Task inputs:
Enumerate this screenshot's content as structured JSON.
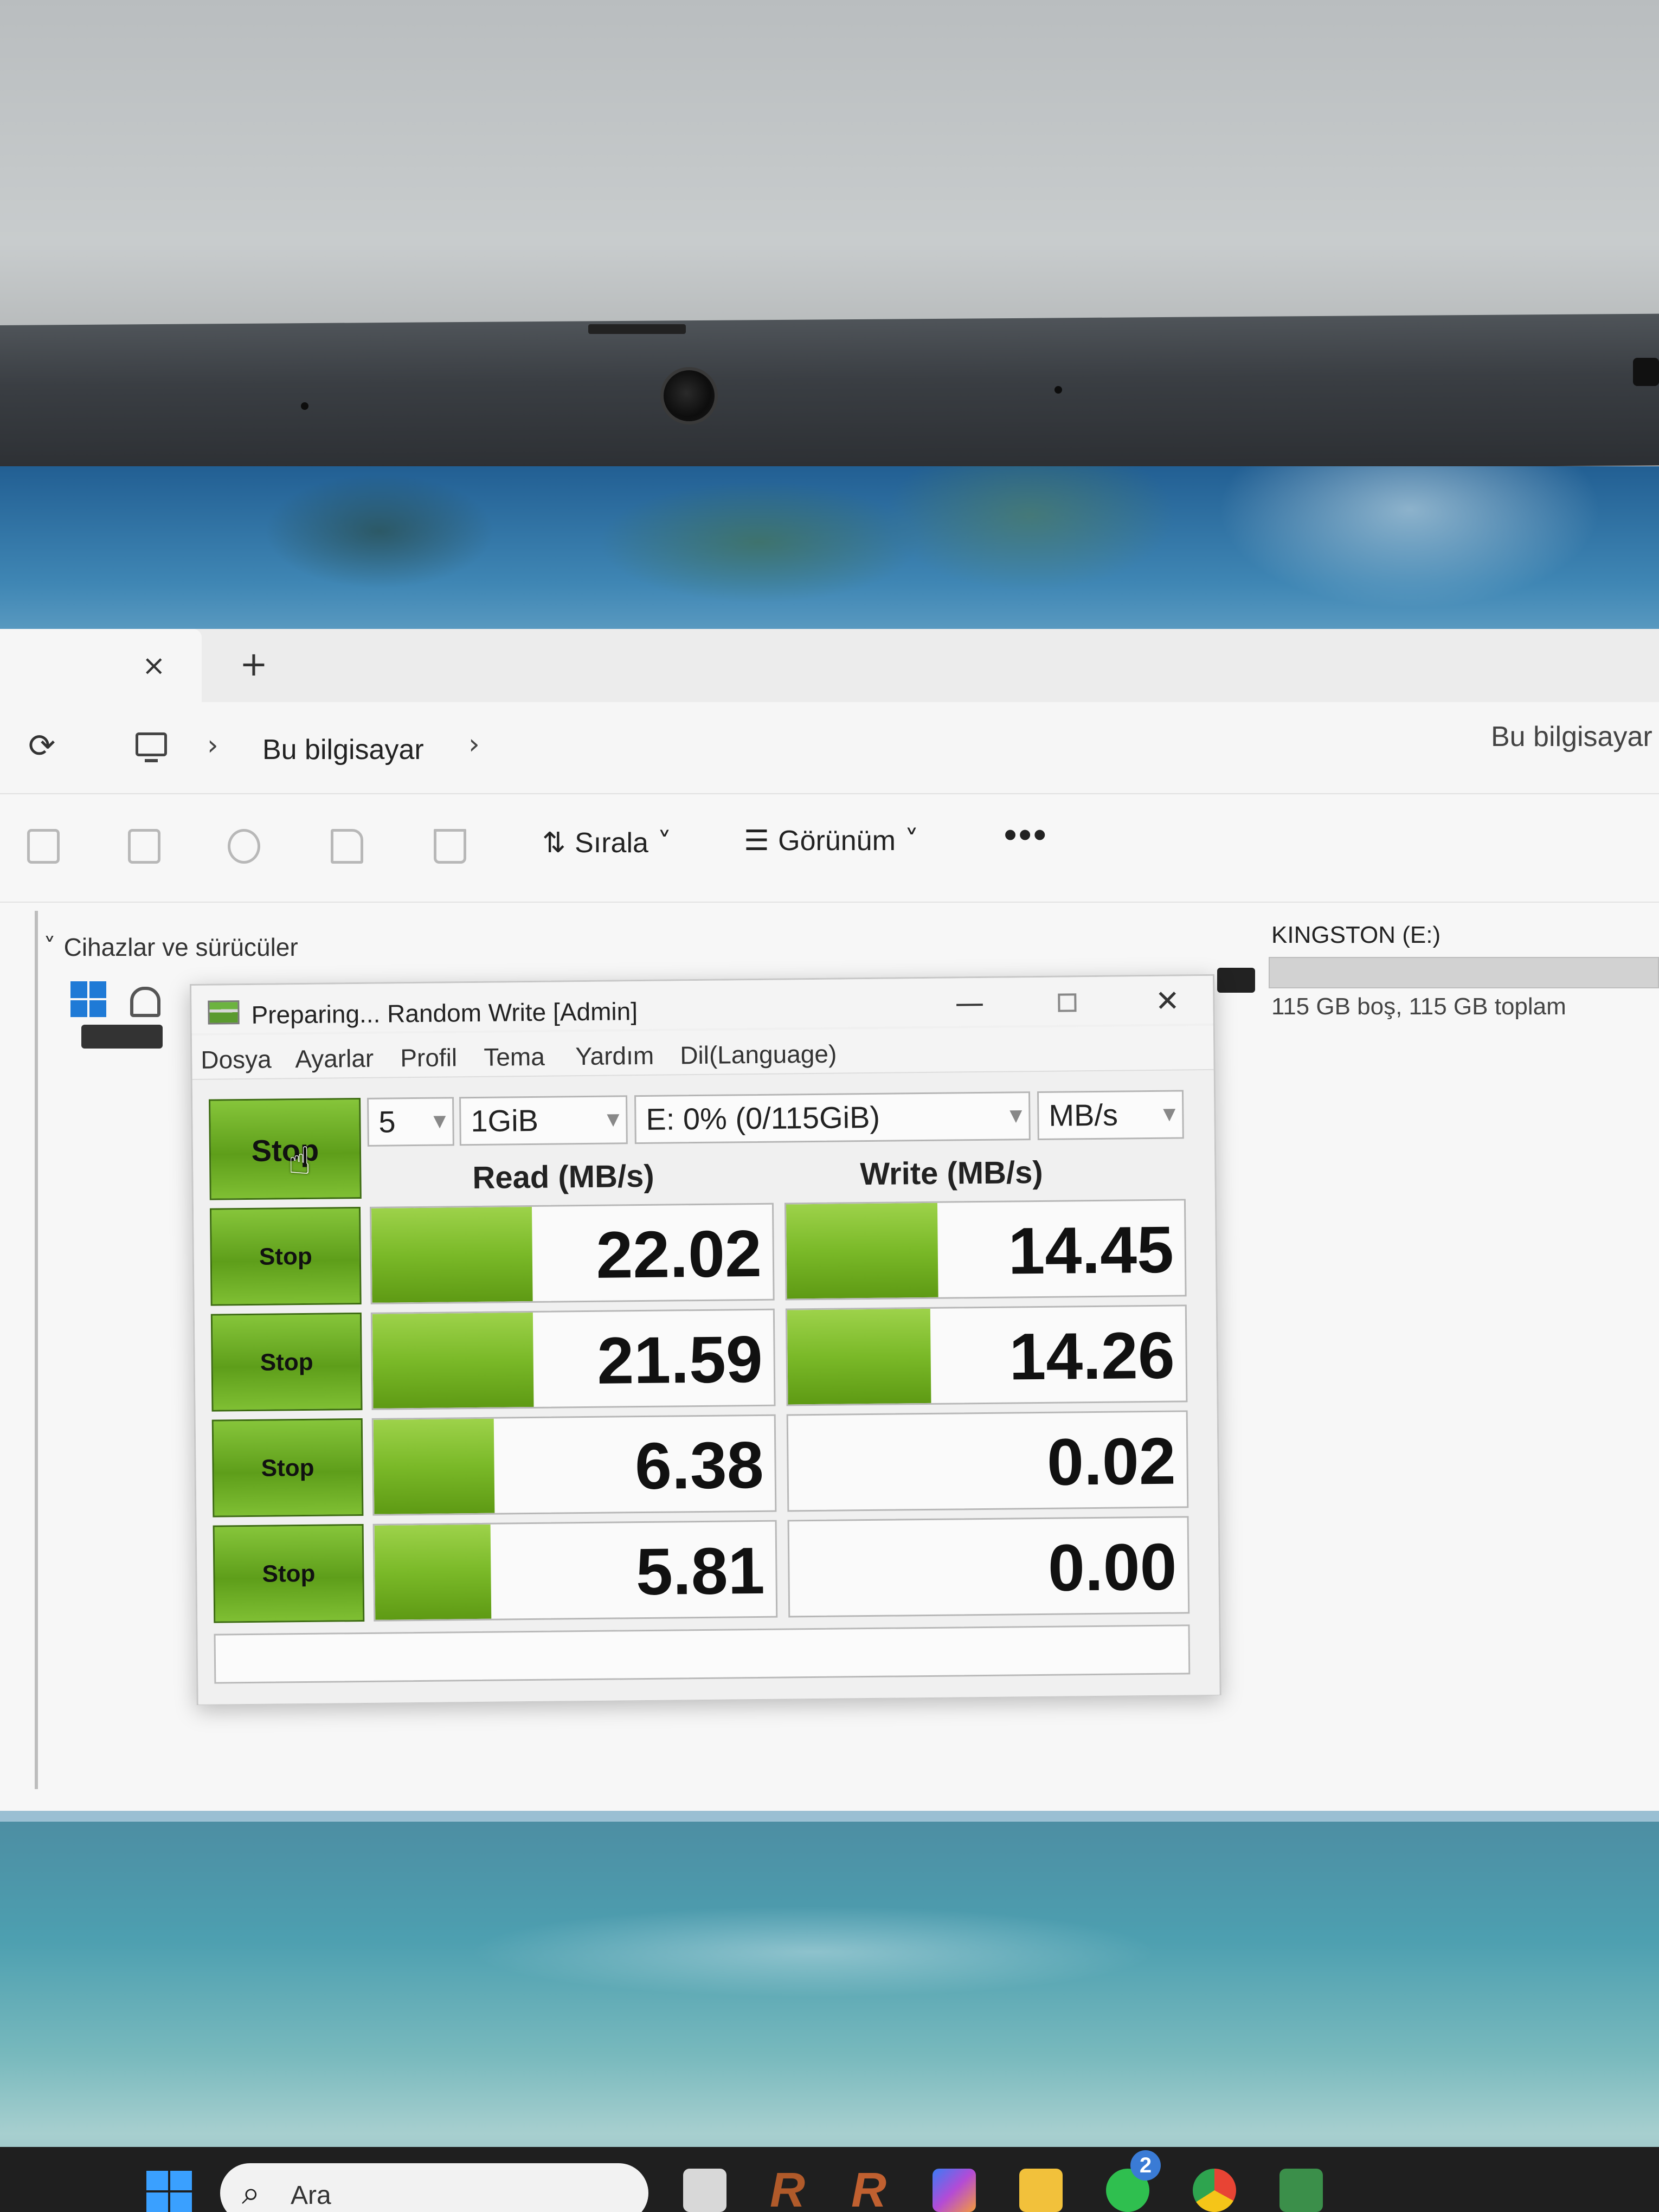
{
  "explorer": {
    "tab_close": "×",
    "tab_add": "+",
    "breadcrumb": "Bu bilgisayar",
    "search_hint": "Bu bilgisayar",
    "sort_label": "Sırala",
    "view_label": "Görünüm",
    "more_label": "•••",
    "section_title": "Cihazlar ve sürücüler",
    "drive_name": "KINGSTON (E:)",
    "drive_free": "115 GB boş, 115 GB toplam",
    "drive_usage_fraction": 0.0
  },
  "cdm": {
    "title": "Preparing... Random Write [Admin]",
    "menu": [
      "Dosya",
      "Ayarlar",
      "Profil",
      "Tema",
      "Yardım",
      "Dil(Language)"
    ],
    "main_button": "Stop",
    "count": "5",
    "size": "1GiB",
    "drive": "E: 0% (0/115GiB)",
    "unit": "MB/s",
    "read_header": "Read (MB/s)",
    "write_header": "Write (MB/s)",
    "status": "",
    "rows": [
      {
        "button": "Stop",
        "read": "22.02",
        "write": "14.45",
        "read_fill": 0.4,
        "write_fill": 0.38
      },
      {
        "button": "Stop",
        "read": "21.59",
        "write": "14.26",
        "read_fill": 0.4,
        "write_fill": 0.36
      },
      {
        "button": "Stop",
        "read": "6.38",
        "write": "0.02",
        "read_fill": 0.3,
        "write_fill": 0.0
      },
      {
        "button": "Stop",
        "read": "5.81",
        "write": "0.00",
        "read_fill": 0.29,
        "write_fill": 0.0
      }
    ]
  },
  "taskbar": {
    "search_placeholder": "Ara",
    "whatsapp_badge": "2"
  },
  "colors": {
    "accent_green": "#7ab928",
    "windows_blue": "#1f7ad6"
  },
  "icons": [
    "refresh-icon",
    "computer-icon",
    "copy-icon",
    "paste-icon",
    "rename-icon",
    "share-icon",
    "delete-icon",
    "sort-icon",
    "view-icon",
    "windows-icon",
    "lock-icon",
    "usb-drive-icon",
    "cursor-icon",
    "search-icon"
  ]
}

Given request: Transcribe all of the material exactly, leaving out whatever pictures it contains.

Result:
Enumerate this screenshot's content as structured JSON.
{
  "explorer": {
    "tab_close": "×",
    "tab_add": "+",
    "breadcrumb": "Bu bilgisayar",
    "search_hint": "Bu bilgisayar",
    "sort_label": "Sırala",
    "view_label": "Görünüm",
    "more_label": "•••",
    "section_title": "Cihazlar ve sürücüler",
    "drive_name": "KINGSTON (E:)",
    "drive_free": "115 GB boş, 115 GB toplam",
    "drive_usage_fraction": 0.0
  },
  "cdm": {
    "title": "Preparing... Random Write [Admin]",
    "menu": [
      "Dosya",
      "Ayarlar",
      "Profil",
      "Tema",
      "Yardım",
      "Dil(Language)"
    ],
    "main_button": "Stop",
    "count": "5",
    "size": "1GiB",
    "drive": "E: 0% (0/115GiB)",
    "unit": "MB/s",
    "read_header": "Read (MB/s)",
    "write_header": "Write (MB/s)",
    "status": "",
    "rows": [
      {
        "button": "Stop",
        "read": "22.02",
        "write": "14.45",
        "read_fill": 0.4,
        "write_fill": 0.38
      },
      {
        "button": "Stop",
        "read": "21.59",
        "write": "14.26",
        "read_fill": 0.4,
        "write_fill": 0.36
      },
      {
        "button": "Stop",
        "read": "6.38",
        "write": "0.02",
        "read_fill": 0.3,
        "write_fill": 0.0
      },
      {
        "button": "Stop",
        "read": "5.81",
        "write": "0.00",
        "read_fill": 0.29,
        "write_fill": 0.0
      }
    ]
  },
  "taskbar": {
    "search_placeholder": "Ara",
    "whatsapp_badge": "2"
  },
  "colors": {
    "accent_green": "#7ab928",
    "windows_blue": "#1f7ad6"
  },
  "icons": [
    "refresh-icon",
    "computer-icon",
    "copy-icon",
    "paste-icon",
    "rename-icon",
    "share-icon",
    "delete-icon",
    "sort-icon",
    "view-icon",
    "windows-icon",
    "lock-icon",
    "usb-drive-icon",
    "cursor-icon",
    "search-icon"
  ]
}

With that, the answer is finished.